### What you are asked to do
Count the lines below that contain the word "link" and give only that number.

### Supplied records
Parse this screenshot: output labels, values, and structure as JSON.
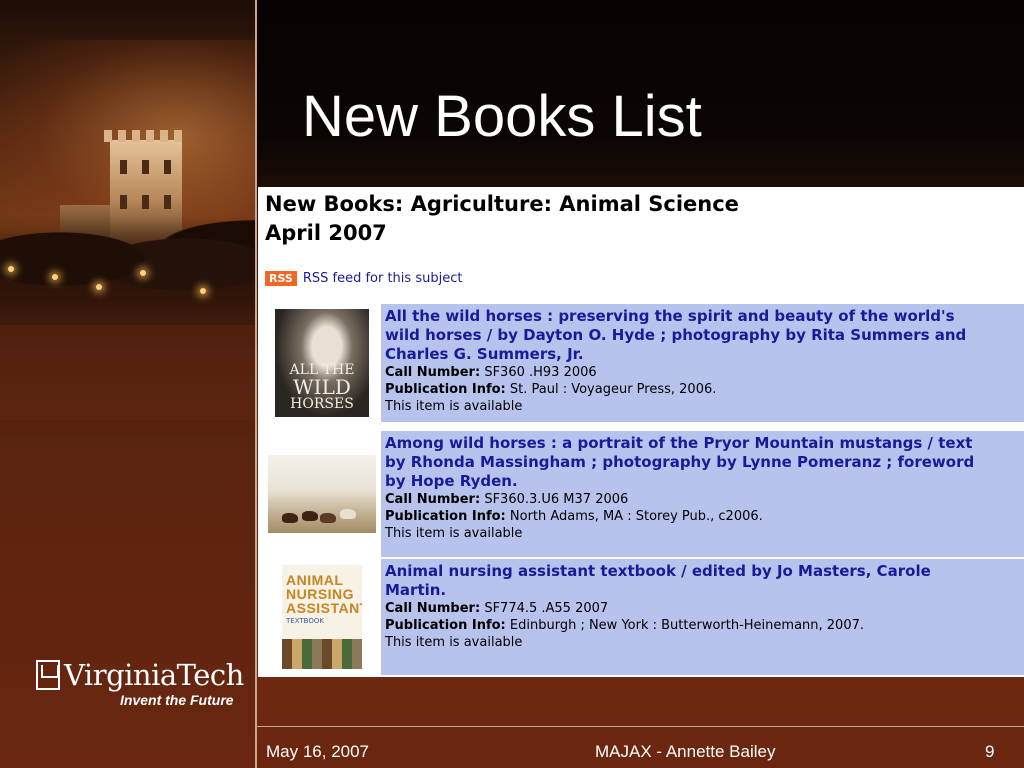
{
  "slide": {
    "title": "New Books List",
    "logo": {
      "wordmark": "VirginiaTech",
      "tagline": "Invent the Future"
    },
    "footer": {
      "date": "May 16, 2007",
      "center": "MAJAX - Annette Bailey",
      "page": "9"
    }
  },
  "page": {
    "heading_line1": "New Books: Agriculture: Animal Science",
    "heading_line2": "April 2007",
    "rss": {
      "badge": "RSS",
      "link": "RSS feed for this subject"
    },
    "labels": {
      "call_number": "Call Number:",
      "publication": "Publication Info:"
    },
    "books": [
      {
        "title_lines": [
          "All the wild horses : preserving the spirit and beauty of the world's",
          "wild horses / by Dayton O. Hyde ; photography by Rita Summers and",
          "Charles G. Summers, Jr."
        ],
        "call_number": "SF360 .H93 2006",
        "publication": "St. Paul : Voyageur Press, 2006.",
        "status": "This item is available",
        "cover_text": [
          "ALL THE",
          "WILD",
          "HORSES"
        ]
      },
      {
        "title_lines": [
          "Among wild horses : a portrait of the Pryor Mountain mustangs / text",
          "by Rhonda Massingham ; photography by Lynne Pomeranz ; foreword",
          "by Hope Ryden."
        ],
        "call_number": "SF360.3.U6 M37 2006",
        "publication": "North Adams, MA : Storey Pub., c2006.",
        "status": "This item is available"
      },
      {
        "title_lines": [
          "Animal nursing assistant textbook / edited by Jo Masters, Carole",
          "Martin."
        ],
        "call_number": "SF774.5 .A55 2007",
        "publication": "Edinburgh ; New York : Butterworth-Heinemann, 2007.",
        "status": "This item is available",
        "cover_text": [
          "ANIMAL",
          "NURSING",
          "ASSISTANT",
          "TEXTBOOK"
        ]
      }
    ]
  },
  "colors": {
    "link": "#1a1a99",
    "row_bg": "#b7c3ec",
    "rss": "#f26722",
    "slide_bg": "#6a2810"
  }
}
--
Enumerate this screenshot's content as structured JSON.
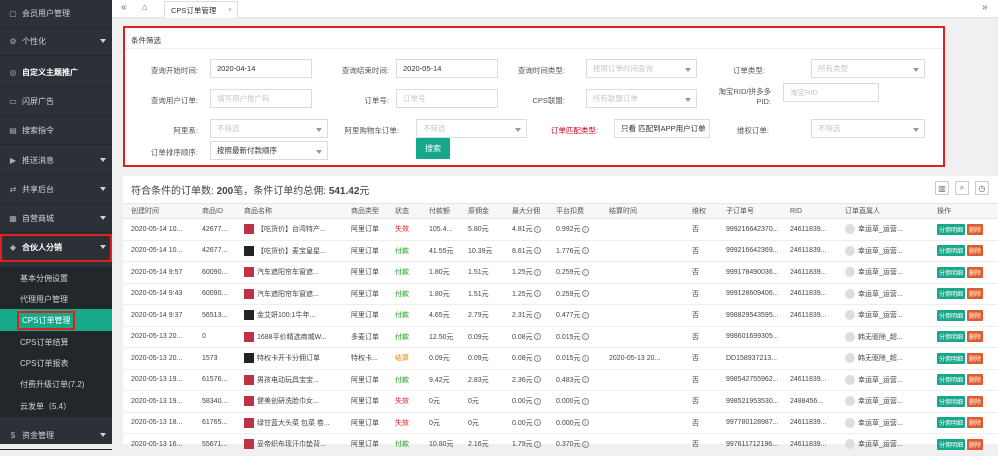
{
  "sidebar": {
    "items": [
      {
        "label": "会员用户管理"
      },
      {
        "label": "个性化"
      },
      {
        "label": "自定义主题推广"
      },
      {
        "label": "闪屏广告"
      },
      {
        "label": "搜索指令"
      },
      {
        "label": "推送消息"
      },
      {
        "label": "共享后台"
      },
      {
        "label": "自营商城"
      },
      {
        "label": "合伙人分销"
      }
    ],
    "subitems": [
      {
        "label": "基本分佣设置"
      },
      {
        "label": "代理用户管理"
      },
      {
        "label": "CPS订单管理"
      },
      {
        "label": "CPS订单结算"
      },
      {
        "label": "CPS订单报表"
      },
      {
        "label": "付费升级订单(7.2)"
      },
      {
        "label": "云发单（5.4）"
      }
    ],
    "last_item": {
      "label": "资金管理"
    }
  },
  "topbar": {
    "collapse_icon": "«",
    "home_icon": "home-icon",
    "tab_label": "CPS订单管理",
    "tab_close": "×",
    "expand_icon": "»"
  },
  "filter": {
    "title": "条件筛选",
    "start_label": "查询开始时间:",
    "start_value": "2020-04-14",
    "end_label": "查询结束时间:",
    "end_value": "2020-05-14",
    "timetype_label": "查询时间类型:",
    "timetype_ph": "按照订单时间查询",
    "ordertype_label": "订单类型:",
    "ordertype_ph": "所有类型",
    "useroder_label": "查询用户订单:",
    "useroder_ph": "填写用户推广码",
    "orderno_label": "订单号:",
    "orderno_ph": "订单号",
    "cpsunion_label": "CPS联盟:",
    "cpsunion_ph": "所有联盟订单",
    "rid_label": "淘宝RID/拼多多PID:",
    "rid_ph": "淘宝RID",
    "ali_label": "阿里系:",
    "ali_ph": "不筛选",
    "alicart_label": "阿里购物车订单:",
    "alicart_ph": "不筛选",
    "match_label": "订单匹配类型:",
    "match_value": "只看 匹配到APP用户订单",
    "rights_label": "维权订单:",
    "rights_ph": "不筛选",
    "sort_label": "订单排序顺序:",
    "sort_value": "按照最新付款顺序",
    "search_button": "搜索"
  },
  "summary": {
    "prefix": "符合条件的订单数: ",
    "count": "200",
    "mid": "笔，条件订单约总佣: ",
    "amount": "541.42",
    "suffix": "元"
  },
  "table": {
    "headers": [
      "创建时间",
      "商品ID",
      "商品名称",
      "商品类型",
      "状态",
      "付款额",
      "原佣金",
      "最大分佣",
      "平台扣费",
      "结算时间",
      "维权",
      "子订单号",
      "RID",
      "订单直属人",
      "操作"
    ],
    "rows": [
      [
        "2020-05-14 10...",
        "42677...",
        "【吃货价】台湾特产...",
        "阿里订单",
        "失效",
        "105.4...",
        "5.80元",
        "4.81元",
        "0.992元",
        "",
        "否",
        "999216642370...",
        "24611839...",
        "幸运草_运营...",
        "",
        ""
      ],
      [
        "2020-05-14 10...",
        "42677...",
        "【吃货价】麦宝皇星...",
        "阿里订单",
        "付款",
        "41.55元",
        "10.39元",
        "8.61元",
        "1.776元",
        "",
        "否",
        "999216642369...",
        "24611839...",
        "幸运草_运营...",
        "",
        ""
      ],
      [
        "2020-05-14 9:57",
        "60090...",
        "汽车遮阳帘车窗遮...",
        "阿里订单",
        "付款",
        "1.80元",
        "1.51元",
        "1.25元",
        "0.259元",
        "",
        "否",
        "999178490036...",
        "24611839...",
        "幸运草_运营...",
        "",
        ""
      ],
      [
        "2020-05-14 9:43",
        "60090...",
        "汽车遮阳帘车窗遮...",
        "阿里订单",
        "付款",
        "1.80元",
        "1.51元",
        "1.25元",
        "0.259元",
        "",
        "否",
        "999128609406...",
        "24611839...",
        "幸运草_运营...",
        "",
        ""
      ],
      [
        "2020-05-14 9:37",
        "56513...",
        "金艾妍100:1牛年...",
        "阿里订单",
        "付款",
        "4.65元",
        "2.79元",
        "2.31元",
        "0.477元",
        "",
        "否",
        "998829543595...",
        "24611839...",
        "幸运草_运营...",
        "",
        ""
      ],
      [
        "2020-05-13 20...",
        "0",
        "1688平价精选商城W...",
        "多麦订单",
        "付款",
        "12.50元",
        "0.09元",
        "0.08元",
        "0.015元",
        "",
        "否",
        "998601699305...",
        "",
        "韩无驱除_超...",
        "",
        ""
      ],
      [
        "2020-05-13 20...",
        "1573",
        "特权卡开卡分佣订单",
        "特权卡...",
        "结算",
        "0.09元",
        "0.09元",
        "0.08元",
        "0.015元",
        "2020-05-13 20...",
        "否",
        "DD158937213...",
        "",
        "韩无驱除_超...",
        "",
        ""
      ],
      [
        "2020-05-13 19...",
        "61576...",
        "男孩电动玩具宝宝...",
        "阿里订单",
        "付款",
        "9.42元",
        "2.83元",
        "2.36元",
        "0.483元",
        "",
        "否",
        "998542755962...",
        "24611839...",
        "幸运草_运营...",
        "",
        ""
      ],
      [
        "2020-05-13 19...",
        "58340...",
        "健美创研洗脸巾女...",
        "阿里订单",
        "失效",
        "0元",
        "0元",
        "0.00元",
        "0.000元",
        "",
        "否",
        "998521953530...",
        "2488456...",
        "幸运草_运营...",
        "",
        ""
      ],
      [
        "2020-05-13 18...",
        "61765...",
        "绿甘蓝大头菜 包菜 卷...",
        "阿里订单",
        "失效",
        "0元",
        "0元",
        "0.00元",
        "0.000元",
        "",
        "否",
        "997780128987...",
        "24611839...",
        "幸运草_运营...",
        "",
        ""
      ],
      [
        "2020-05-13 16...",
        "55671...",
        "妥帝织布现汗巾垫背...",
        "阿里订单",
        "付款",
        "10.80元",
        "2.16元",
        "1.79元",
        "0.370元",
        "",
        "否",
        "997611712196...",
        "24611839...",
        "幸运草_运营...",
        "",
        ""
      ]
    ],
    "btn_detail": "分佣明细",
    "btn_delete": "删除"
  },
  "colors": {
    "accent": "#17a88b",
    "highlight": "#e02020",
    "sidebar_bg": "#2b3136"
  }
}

### Solution below
2